Ben burada kendim rol almak istedim. Sergi kurgusunun ayrı bir iş haline gelip gelmemesi meselesini de çok düşündüm. Tasarım, sanatçıların eserlerinin en doğru ve onların istedikleri biçimde algılanmasını sağlayacak bir araçtır burada ancak. Oradaki geometrilerin, bana verilen L boşlukta bu altı odayı insanlara belirli bir akışla dolaştırma amacıyla bir ilgisi vardı. Etli eşiklerin odaları birbirinden ayırma işlevi vardı. Sonuçta bir odadan bir odaya bağlandığınızda bir işi karşınızda mı göreceksiniz ya da üç projeksiyonu sağınızda homojen bir şekilde dizili mi göreceksiniz, kurgunun bunlarla ilgisi var. Mekanda benim varlığım teknikti. Bunun yanında tavanların açık ve kapalı oluşu, projeksiyonların yansıtılacakları yerler gibi konularda en son kararları ben netleştirdim fakat her zaman önce sanatçı kendi istediğini söyledi, ben bir öneride bulundum ve genelde de bunlar hep örtüştü. Benim düşüncem bu şekilde ama tersi de olabilir. Sergiye geldiğimizde o L’nin içinde doğrudan bir mimarla karşılaşmak mümkündü. Ama ben bunu yapmaktan özellikle uzak durmaya çalıştım.

DG: Bir güncel sanat etkinliğine gidiyor olmanın herkeste sürekli bir şeyleri anlamlandırma etkisi olduğunu düşünüyorum. Bu sergi de zihinsel bir katılım bekliyor.

EU: Güncel sanata ilgi duymak, vakit harcamak ve yavaşça da alışmak gerekiyor. Ben güncel sanatı izlemeyi seviyorum. Anlamak, iyisini kötüsünden; gerçeğini ‘mış gibi’sinden ayırabilmek istiyorum. Ama yadırgadığım bir durum var. Bir arkadaşımdan bahsedeyim. Sergilere gidip doğa resimlerine bakmaktan çok zevk alıyor. O sergiden çıkıp hiç soru sormuyor. Ama öte yandan bu sergide de yer alan Kerem (Ozan Bayraktar)’in Tophane’deki sergisine soktuğumda bana “Ya bu da ne demek şimdi?” demişti. Orada Kerem’in kendi yaptığı maketlerin fotoğrafları vardı. Nasıl diğerinde doğa resimleri varsa burada da derin dondurucuda buz tutmuş bisiklet maketlerinin fotoğrafları vardı ve bence özel bir anlamı yoktu. Kerem’e de sorsanız bir anlamı olmadığını söyleyecekti. Bense o resme bakmaktan hoşlanıyorum, bana bir takım hisler veriyor, sergilendiği yerde bir atmosfer yaratıyor. Birisine çocukluğunu, bana bir kazayı hatırlatıyor. Ama insanlar yabancı oldukları durumlarda bir anlam arama çabası içine giriyor. Aslında bu insanı kasan bir durum. Böyle kasmaya gerek yok. Rahat olmak lazım. Tabii bunların bazılarını sevip bazılarını sevmeyebilirsiniz. İlk karşılaşmanızda sizinle ilişki kurar ya da kurmaz, illa ki “bu ne demek istiyor bir anlasam seveceğim” zorlamasına girmeye gerek yok.

## Veri Kayıtları
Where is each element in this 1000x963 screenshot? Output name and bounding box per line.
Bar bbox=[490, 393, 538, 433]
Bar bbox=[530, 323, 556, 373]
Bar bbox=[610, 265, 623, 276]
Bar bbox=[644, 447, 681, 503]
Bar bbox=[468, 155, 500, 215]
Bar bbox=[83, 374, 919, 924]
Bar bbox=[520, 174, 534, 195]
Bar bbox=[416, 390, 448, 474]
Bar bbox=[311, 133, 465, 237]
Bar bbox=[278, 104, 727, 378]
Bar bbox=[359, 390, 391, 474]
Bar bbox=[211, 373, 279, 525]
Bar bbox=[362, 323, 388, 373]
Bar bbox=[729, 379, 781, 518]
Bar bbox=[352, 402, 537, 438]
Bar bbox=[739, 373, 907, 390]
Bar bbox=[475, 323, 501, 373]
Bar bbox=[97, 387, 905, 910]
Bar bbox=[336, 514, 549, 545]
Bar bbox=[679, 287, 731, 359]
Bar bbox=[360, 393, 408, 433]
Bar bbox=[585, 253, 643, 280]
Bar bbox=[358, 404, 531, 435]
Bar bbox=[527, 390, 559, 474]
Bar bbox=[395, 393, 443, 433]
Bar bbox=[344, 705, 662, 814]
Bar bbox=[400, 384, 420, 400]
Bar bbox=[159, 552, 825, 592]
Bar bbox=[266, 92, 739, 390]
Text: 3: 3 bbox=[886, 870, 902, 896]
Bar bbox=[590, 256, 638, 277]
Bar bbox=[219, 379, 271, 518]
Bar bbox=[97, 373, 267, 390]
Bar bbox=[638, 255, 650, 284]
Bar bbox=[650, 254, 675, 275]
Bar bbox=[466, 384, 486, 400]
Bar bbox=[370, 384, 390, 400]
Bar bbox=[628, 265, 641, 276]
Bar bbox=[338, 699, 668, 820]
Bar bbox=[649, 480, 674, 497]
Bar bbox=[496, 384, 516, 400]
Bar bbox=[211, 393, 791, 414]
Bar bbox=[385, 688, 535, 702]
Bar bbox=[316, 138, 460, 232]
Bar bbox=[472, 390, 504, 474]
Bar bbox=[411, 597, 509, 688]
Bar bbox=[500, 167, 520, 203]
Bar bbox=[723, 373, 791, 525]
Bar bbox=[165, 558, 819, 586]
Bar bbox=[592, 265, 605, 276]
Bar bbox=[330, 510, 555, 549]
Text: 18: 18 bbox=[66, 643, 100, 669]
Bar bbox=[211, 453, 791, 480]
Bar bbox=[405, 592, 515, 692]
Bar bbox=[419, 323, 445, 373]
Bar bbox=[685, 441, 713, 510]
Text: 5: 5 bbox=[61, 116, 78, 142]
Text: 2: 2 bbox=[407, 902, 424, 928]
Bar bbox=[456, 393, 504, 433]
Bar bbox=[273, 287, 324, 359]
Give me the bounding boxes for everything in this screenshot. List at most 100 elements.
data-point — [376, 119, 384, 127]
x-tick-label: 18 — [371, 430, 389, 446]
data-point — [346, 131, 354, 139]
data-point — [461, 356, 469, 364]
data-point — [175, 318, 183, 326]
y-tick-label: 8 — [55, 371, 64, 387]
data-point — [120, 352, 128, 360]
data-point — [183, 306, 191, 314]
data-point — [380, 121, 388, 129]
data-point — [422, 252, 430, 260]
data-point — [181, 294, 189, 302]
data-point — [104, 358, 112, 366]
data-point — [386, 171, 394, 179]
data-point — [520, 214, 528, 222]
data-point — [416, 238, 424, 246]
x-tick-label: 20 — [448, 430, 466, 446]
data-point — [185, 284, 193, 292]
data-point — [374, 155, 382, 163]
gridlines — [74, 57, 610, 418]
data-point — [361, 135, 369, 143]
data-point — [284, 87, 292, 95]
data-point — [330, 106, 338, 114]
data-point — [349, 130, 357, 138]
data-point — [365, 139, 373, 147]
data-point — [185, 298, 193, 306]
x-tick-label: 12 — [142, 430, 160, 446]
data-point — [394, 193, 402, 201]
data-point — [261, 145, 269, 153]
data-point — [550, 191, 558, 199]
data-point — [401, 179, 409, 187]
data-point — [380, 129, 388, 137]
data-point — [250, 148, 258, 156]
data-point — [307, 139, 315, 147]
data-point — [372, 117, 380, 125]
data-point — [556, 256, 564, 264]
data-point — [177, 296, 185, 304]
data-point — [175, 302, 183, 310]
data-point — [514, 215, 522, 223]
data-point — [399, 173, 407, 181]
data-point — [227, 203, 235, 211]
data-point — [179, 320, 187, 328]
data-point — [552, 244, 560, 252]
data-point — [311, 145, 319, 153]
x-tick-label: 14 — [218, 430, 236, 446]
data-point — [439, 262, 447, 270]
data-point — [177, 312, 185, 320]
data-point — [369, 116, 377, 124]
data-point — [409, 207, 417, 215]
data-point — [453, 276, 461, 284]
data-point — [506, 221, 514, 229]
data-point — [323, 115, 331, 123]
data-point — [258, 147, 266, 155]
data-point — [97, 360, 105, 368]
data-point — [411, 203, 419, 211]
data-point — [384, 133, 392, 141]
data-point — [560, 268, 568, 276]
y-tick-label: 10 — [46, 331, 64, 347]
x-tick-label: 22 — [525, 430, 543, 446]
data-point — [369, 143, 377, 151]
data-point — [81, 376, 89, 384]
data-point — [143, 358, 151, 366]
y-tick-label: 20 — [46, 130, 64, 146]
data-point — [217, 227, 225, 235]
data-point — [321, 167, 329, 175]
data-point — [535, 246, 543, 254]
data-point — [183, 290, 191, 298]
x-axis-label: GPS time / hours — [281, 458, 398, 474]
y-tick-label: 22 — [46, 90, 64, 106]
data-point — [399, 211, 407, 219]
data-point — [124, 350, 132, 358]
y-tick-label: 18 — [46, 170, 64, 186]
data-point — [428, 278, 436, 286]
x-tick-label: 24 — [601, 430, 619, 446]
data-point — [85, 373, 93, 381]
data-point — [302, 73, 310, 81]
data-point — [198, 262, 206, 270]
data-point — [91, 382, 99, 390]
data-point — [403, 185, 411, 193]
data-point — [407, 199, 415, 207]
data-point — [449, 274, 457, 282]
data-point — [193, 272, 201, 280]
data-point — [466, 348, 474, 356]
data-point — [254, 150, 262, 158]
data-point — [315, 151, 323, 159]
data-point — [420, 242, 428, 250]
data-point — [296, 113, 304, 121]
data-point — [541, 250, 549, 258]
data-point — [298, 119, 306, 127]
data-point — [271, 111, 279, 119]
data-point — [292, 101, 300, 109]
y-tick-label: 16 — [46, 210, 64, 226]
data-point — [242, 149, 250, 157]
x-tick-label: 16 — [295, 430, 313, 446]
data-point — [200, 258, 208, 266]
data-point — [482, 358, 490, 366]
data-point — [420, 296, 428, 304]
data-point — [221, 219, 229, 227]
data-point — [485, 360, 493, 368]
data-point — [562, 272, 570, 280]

## Yapılacak Alıştırmalar
A. Sergi üzerine söyleşiye göre Kerem'in Tophane'deki sergisinde hangi fotoğraflar vardı?
B. Sergi üzerine söyleşiyi kaldığı yerden sürdürün.

## Verilen Yanıtlar
A. Derin dondurucuda buz tutmuş bisiklet maketlerinin fotoğrafları vardı.

B.
Öte yandan tabii ki bunlar başka derinliklerde başka anlamlara sahip. Bir Monet sergisini güzel bir bahçeyi gezer gibi de gezebilirsiniz. Monet’nin bütün bir resim tarihi içindeki yerini öğrenmek amacıyla rehber eşliğinde de gezebilirsiniz ve bu iki derinlik anlamına gelir. Bizim sergide de durum bu. Kartpostalların nostaljisiyle gezebilir, kendinizi Nermin’in yol videosuna kaptırabilirsiniz. Cırcır böceklerini dinler, videoda tanıtılan ülkenin hangisi olduğunu tahmin edersiniz. Ya da o sanatçıların bu odalarda ne söylemek istediğini anlamaya çalışarak, kataloğu okuyarak, hatta bir rehber eşliğinde de gezebilirsiniz ve yine bu iki ayrı derinlik anlamına gelir. Ben arada çok ciddi bir fark görmüyorum. Monet sergisinin izleyiciden herhangi bir şey talep etmediğini sanıyoruz, oysa ki bu sadece orada sergilenenlerin çok tanıdık oluşundan ileri geliyor.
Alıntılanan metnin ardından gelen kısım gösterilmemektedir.